## Problem details
Format every line of the items below as a Markdown table with two columns, "Row" and "Line", numbering each row and leaving out blank lines.

## Input records
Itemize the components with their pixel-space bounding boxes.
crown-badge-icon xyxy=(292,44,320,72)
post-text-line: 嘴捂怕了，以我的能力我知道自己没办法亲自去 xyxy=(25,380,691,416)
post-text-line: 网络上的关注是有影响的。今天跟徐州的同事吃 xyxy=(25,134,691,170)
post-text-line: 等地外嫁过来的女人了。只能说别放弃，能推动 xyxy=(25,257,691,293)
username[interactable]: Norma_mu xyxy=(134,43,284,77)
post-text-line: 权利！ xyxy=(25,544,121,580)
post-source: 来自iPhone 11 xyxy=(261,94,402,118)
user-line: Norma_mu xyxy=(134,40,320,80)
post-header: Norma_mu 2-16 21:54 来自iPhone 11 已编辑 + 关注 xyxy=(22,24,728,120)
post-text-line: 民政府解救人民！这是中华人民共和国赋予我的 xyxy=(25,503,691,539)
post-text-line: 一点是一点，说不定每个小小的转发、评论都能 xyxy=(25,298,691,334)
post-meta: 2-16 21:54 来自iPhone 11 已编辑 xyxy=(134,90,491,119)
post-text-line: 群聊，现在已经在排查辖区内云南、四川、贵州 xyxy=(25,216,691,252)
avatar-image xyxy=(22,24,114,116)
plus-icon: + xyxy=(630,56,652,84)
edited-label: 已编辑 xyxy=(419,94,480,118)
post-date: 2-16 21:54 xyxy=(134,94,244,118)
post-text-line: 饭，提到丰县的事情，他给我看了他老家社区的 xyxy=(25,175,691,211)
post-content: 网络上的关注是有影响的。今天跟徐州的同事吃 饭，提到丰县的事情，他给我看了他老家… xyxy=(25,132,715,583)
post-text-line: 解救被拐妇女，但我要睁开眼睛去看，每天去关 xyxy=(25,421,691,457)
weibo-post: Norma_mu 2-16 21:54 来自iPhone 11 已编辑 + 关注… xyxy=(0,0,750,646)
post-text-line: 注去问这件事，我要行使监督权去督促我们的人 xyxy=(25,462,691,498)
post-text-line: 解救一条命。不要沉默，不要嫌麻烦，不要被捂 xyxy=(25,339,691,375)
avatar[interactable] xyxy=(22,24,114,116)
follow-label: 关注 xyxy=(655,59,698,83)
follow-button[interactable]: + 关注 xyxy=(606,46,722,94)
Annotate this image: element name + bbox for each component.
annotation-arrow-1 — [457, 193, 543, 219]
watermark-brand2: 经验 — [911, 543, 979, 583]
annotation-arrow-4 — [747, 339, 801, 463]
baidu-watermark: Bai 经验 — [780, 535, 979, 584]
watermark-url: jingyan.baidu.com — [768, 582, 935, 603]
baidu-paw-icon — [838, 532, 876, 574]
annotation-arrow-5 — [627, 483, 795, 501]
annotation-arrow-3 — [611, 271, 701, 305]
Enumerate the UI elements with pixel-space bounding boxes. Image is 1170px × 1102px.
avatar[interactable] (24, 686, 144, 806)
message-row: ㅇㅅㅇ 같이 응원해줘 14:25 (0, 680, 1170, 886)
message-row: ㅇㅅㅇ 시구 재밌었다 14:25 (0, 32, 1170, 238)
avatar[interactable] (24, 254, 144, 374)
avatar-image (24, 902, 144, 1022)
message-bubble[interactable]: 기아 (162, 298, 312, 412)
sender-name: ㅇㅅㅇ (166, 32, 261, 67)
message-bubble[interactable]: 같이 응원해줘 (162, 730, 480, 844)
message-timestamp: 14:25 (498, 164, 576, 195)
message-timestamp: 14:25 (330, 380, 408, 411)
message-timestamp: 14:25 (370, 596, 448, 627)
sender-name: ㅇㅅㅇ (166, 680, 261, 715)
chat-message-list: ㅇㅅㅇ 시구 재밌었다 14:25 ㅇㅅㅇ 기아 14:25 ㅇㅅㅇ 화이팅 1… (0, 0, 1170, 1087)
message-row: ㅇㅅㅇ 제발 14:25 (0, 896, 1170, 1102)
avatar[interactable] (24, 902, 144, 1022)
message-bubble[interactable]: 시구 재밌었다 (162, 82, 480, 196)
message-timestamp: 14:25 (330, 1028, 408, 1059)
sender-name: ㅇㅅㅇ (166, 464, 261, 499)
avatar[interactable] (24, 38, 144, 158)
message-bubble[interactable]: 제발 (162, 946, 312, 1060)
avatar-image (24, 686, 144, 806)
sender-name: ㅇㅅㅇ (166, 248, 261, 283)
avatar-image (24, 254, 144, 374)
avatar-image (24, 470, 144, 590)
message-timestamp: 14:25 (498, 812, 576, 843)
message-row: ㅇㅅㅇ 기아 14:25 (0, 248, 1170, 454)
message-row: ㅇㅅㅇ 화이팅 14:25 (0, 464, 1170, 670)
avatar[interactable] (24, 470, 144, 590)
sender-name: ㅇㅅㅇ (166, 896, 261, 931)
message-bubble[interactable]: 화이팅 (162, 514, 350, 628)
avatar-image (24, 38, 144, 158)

## Response for this exercise
| Row | Line |
|---|---|
| 1 | Itemize the components with their pixel-space bounding boxes. |
| 2 | crown-badge-icon xyxy=(292,44,320,72) |
| 3 | post-text-line: 嘴捂怕了，以我的能力我知道自己没办法亲自去 xyxy=(25,380,691,416) |
| 4 | post-text-line: 网络上的关注是有影响的。今天跟徐州的同事吃 xyxy=(25,134,691,170) |
| 5 | post-text-line: 等地外嫁过来的女人了。只能说别放弃，能推动 xyxy=(25,257,691,293) |
| 6 | username[interactable]: Norma_mu xyxy=(134,43,284,77) |
| 7 | post-text-line: 权利！ xyxy=(25,544,121,580) |
| 8 | post-source: 来自iPhone 11 xyxy=(261,94,402,118) |
| 9 | user-line: Norma_mu xyxy=(134,40,320,80) |
| 10 | post-header: Norma_mu 2-16 21:54 来自iPhone 11 已编辑 + 关注 xyxy=(22,24,728,120) |
| 11 | post-text-line: 民政府解救人民！这是中华人民共和国赋予我的 xyxy=(25,503,691,539) |
| 12 | post-text-line: 一点是一点，说不定每个小小的转发、评论都能 xyxy=(25,298,691,334) |
| 13 | post-meta: 2-16 21:54 来自iPhone 11 已编辑 xyxy=(134,90,491,119) |
| 14 | post-text-line: 群聊，现在已经在排查辖区内云南、四川、贵州 xyxy=(25,216,691,252) |
| 15 | avatar-image xyxy=(22,24,114,116) |
| 16 | plus-icon: + xyxy=(630,56,652,84) |
| 17 | edited-label: 已编辑 xyxy=(419,94,480,118) |
| 18 | post-date: 2-16 21:54 xyxy=(134,94,244,118) |
| 19 | post-text-line: 饭，提到丰县的事情，他给我看了他老家社区的 xyxy=(25,175,691,211) |
| 20 | post-content: 网络上的关注是有影响的。今天跟徐州的同事吃 饭，提到丰县的事情，他给我看了他老家… xyxy=(25,132,715,583) |
| 21 | post-text-line: 解救被拐妇女，但我要睁开眼睛去看，每天去关 xyxy=(25,421,691,457) |
| 22 | weibo-post: Norma_mu 2-16 21:54 来自iPhone 11 已编辑 + 关注… xyxy=(0,0,750,646) |
| 23 | post-text-line: 注去问这件事，我要行使监督权去督促我们的人 xyxy=(25,462,691,498) |
| 24 | post-text-line: 解救一条命。不要沉默，不要嫌麻烦，不要被捂 xyxy=(25,339,691,375) |
| 25 | avatar[interactable] xyxy=(22,24,114,116) |
| 26 | follow-label: 关注 xyxy=(655,59,698,83) |
| 27 | follow-button[interactable]: + 关注 xyxy=(606,46,722,94) |
| 28 | Annotate this image: element name + bbox for each component. |
| 29 | annotation-arrow-1 — [457, 193, 543, 219] |
| 30 | watermark-brand2: 经验 — [911, 543, 979, 583] |
| 31 | annotation-arrow-4 — [747, 339, 801, 463] |
| 32 | baidu-watermark: Bai 经验 — [780, 535, 979, 584] |
| 33 | watermark-url: jingyan.baidu.com — [768, 582, 935, 603] |
| 34 | baidu-paw-icon — [838, 532, 876, 574] |
| 35 | annotation-arrow-5 — [627, 483, 795, 501] |
| 36 | annotation-arrow-3 — [611, 271, 701, 305] |
| 37 | Enumerate the UI elements with pixel-space bounding boxes. Image is 1170px × 1102px. |
| 38 | avatar[interactable] (24, 686, 144, 806) |
| 39 | message-row: ㅇㅅㅇ 같이 응원해줘 14:25 (0, 680, 1170, 886) |
| 40 | message-row: ㅇㅅㅇ 시구 재밌었다 14:25 (0, 32, 1170, 238) |
| 41 | avatar[interactable] (24, 254, 144, 374) |
| 42 | avatar-image (24, 902, 144, 1022) |
| 43 | message-bubble[interactable]: 기아 (162, 298, 312, 412) |
| 44 | sender-name: ㅇㅅㅇ (166, 32, 261, 67) |
| 45 | message-bubble[interactable]: 같이 응원해줘 (162, 730, 480, 844) |
| 46 | message-timestamp: 14:25 (498, 164, 576, 195) |
| 47 | message-timestamp: 14:25 (330, 380, 408, 411) |
| 48 | message-timestamp: 14:25 (370, 596, 448, 627) |
| 49 | sender-name: ㅇㅅㅇ (166, 680, 261, 715) |
| 50 | chat-message-list: ㅇㅅㅇ 시구 재밌었다 14:25 ㅇㅅㅇ 기아 14:25 ㅇㅅㅇ 화이팅 1… (0, 0, 1170, 1087) |
| 51 | message-row: ㅇㅅㅇ 제발 14:25 (0, 896, 1170, 1102) |
| 52 | avatar[interactable] (24, 902, 144, 1022) |
| 53 | message-bubble[interactable]: 시구 재밌었다 (162, 82, 480, 196) |
| 54 | message-timestamp: 14:25 (330, 1028, 408, 1059) |
| 55 | sender-name: ㅇㅅㅇ (166, 464, 261, 499) |
| 56 | avatar[interactable] (24, 38, 144, 158) |
| 57 | message-bubble[interactable]: 제발 (162, 946, 312, 1060) |
| 58 | avatar-image (24, 686, 144, 806) |
| 59 | sender-name: ㅇㅅㅇ (166, 248, 261, 283) |
| 60 | avatar-image (24, 254, 144, 374) |
| 61 | avatar-image (24, 470, 144, 590) |
| 62 | message-timestamp: 14:25 (498, 812, 576, 843) |
| 63 | message-row: ㅇㅅㅇ 기아 14:25 (0, 248, 1170, 454) |
| 64 | message-row: ㅇㅅㅇ 화이팅 14:25 (0, 464, 1170, 670) |
| 65 | avatar[interactable] (24, 470, 144, 590) |
| 66 | sender-name: ㅇㅅㅇ (166, 896, 261, 931) |
| 67 | message-bubble[interactable]: 화이팅 (162, 514, 350, 628) |
| 68 | avatar-image (24, 38, 144, 158) |